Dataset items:
▶
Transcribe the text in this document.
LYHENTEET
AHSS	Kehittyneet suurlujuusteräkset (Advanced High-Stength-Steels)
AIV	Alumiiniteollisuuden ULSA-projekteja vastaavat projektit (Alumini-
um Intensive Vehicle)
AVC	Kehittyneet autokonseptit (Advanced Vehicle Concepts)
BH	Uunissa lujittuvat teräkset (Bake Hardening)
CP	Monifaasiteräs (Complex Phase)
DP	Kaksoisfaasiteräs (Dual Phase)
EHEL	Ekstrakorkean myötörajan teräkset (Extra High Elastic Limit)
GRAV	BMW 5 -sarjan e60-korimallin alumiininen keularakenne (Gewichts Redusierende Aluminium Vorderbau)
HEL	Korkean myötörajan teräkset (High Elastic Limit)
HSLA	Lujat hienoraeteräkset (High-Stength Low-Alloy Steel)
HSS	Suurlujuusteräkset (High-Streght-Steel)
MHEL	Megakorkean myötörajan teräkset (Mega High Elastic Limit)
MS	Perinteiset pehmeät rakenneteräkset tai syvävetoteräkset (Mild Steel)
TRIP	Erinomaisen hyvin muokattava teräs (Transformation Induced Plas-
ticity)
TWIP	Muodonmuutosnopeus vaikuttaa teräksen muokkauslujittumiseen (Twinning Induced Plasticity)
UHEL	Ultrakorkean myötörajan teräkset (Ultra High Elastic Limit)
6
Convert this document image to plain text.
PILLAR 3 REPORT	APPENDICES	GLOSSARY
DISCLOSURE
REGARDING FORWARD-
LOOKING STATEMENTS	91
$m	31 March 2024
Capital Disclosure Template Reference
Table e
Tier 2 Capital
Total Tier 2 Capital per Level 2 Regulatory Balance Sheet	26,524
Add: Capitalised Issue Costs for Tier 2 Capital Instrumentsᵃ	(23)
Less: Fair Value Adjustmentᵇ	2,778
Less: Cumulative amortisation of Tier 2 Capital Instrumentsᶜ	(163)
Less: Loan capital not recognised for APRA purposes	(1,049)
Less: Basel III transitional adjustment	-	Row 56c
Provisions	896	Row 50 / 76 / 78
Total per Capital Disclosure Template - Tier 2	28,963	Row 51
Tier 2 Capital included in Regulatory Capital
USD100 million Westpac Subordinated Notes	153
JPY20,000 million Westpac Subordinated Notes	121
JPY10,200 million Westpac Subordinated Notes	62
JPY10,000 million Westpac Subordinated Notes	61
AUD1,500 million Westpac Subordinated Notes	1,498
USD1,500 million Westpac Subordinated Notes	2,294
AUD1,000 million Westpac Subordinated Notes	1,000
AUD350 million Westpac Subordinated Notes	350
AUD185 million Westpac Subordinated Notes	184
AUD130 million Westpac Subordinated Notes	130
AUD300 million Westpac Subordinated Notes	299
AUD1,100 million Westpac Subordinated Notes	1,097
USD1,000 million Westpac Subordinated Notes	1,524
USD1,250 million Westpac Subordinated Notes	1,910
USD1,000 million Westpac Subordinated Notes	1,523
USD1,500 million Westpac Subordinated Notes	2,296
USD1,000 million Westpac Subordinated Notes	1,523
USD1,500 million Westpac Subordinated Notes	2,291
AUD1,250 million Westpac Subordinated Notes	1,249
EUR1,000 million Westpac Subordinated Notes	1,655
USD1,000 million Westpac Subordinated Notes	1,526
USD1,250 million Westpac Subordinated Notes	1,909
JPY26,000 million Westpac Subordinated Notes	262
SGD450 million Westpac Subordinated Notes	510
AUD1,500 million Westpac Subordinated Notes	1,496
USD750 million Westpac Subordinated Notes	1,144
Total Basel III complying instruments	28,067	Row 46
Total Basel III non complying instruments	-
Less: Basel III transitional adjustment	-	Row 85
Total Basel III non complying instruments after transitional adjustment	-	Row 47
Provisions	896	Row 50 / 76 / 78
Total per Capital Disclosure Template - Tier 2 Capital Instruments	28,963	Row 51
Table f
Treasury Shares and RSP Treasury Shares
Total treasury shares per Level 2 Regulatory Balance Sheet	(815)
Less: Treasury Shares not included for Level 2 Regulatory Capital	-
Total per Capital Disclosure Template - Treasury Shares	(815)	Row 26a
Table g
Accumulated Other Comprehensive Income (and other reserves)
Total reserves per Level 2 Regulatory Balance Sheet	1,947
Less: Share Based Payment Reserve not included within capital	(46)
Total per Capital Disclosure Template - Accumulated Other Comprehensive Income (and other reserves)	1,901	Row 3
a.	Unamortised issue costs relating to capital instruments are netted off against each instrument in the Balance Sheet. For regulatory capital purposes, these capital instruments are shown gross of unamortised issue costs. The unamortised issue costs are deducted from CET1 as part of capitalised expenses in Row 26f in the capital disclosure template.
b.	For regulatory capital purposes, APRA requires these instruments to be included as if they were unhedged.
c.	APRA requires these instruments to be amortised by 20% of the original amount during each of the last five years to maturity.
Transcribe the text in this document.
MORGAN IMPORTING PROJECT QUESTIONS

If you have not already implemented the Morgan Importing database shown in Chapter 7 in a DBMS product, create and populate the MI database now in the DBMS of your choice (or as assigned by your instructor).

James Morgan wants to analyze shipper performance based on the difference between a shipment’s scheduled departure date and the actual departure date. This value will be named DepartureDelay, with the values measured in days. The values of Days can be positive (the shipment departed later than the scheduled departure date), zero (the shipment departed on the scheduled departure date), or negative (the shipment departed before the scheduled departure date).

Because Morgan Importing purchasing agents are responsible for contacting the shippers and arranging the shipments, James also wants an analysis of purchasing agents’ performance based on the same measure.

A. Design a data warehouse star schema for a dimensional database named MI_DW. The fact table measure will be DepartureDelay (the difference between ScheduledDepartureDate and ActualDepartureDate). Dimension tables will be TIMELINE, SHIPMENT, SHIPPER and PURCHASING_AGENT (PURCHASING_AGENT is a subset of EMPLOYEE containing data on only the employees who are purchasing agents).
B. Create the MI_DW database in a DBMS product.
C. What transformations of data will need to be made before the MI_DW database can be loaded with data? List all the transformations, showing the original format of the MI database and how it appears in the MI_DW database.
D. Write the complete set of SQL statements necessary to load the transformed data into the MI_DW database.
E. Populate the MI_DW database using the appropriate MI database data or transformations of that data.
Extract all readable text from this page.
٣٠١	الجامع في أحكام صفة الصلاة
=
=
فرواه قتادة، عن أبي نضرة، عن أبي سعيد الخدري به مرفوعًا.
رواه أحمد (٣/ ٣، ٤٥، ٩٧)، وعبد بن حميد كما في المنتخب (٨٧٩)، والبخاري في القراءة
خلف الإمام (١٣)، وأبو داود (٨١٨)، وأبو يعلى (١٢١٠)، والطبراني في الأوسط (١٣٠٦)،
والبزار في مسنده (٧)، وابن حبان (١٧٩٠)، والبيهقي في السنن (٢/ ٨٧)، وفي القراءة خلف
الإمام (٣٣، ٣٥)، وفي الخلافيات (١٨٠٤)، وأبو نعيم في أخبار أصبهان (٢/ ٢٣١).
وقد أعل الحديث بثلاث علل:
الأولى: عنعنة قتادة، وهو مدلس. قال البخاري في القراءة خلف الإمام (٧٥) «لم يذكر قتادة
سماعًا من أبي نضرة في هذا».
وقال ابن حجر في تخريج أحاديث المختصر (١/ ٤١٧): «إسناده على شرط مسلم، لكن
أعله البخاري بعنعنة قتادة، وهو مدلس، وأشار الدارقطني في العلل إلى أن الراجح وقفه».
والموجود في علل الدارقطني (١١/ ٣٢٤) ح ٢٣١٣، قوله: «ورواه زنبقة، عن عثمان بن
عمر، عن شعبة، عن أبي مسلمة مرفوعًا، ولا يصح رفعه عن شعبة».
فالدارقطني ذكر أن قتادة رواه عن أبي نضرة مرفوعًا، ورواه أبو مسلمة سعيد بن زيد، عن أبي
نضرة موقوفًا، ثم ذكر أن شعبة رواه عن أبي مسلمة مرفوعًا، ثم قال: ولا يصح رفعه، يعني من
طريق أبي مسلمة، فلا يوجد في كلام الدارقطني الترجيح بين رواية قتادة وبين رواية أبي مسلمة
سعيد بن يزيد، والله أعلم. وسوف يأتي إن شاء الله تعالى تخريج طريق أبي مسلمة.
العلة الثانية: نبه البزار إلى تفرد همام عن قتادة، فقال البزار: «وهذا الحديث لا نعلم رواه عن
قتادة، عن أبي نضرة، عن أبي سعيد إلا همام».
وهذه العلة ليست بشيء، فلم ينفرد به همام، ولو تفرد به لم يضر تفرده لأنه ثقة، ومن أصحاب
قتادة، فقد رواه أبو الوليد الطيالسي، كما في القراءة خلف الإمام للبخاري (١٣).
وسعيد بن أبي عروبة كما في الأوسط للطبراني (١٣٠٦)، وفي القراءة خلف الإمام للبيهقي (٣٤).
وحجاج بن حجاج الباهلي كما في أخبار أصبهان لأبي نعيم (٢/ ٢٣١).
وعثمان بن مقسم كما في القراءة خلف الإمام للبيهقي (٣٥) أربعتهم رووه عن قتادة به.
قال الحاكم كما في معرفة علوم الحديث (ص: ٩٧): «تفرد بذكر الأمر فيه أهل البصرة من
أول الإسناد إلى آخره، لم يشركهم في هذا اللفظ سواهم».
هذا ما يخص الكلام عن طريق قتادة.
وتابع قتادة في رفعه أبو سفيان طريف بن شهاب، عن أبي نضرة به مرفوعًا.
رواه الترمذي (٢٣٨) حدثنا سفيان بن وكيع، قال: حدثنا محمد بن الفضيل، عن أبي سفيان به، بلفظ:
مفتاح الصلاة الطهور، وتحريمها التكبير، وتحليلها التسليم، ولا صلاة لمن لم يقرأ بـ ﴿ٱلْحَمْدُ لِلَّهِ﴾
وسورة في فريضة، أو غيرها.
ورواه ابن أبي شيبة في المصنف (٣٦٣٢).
◀
TASK GOAL —
Pick out the lines containing the string "myötörajan" and show them.

RESPONSE TO THIS TASK —
EHEL	Ekstrakorkean myötörajan teräkset (Extra High Elastic Limit)
HEL	Korkean myötörajan teräkset (High Elastic Limit)
MHEL	Megakorkean myötörajan teräkset (Mega High Elastic Limit)
UHEL	Ultrakorkean myötörajan teräkset (Ultra High Elastic Limit)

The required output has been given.